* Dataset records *
#####

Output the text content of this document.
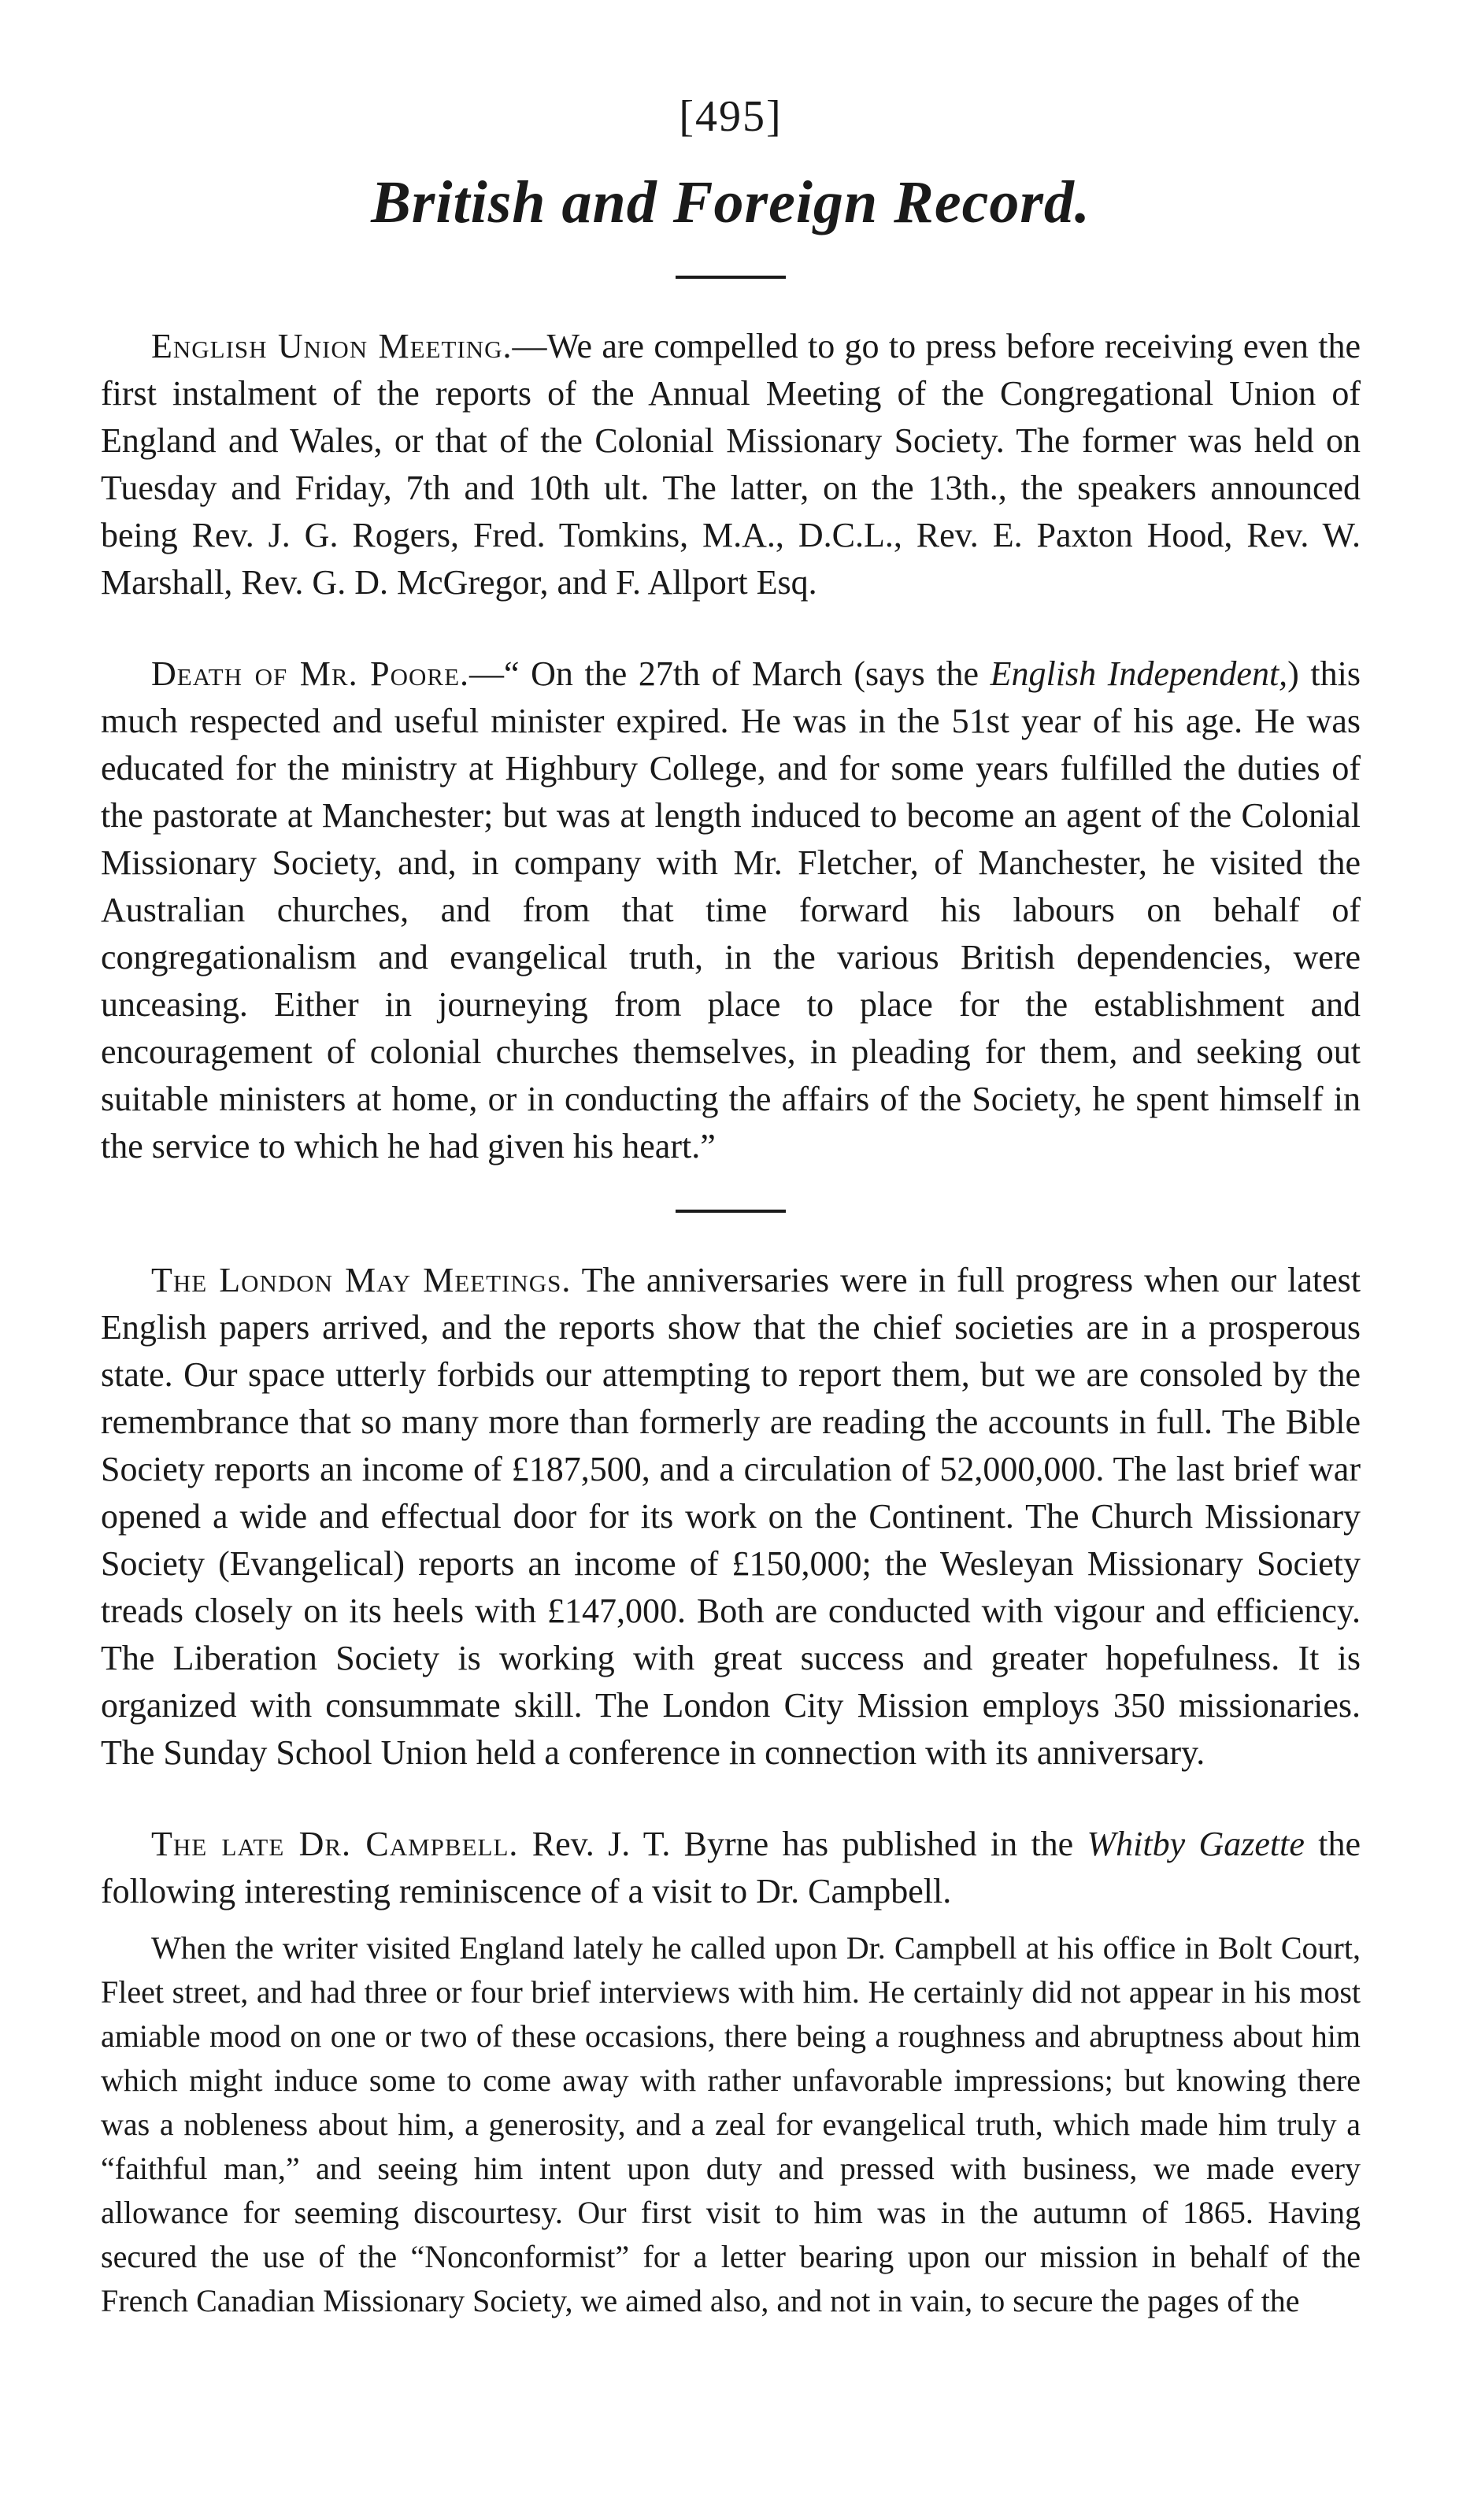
[495]
British and Foreign Record.

English Union Meeting.—We are compelled to go to press before receiving even the first instalment of the reports of the Annual Meeting of the Congregational Union of England and Wales, or that of the Colonial Missionary Society. The former was held on Tuesday and Friday, 7th and 10th ult. The latter, on the 13th., the speakers announced being Rev. J. G. Rogers, Fred. Tomkins, M.A., D.C.L., Rev. E. Paxton Hood, Rev. W. Marshall, Rev. G. D. McGregor, and F. Allport Esq.

Death of Mr. Poore.—“ On the 27th of March (says the English Independent,) this much respected and useful minister expired. He was in the 51st year of his age. He was educated for the ministry at Highbury College, and for some years fulfilled the duties of the pastorate at Manchester; but was at length induced to become an agent of the Colonial Missionary Society, and, in company with Mr. Fletcher, of Manchester, he visited the Australian churches, and from that time forward his labours on behalf of congregationalism and evangelical truth, in the various British dependencies, were unceasing. Either in journeying from place to place for the establishment and encouragement of colonial churches themselves, in pleading for them, and seeking out suitable ministers at home, or in conducting the affairs of the Society, he spent himself in the service to which he had given his heart.”

The London May Meetings. The anniversaries were in full progress when our latest English papers arrived, and the reports show that the chief societies are in a prosperous state. Our space utterly forbids our attempting to report them, but we are consoled by the remembrance that so many more than formerly are reading the accounts in full. The Bible Society reports an income of £187,500, and a circulation of 52,000,000. The last brief war opened a wide and effectual door for its work on the Continent. The Church Missionary Society (Evangelical) reports an income of £150,000; the Wesleyan Missionary Society treads closely on its heels with £147,000. Both are conducted with vigour and efficiency. The Liberation Society is working with great success and greater hopefulness. It is organized with consummate skill. The London City Mission employs 350 missionaries. The Sunday School Union held a conference in connection with its anniversary.

The late Dr. Campbell. Rev. J. T. Byrne has published in the Whitby Gazette the following interesting reminiscence of a visit to Dr. Campbell.

When the writer visited England lately he called upon Dr. Campbell at his office in Bolt Court, Fleet street, and had three or four brief interviews with him. He certainly did not appear in his most amiable mood on one or two of these occasions, there being a roughness and abruptness about him which might induce some to come away with rather unfavorable impressions; but knowing there was a nobleness about him, a generosity, and a zeal for evangelical truth, which made him truly a “faithful man,” and seeing him intent upon duty and pressed with business, we made every allowance for seeming discourtesy. Our first visit to him was in the autumn of 1865. Having secured the use of the “Nonconformist” for a letter bearing upon our mission in behalf of the French Canadian Missionary Society, we aimed also, and not in vain, to secure the pages of the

#####

* Task directions *
In the entries above, identify every line with the word "British". Copy those lines.

* Answer *
British and Foreign Record.
Death of Mr. Poore.—“ On the 27th of March (says the English Independent,) this much respected and useful minister expired. He was in the 51st year of his age. He was educated for the ministry at Highbury College, and for some years fulfilled the duties of the pastorate at Manchester; but was at length induced to become an agent of the Colonial Missionary Society, and, in company with Mr. Fletcher, of Manchester, he visited the Australian churches, and from that time forward his labours on behalf of congregationalism and evangelical truth, in the various British dependencies, were unceasing. Either in journeying from place to place for the establishment and encouragement of colonial churches themselves, in pleading for them, and seeking out suitable ministers at home, or in conducting the affairs of the Society, he spent himself in the service to which he had given his heart.”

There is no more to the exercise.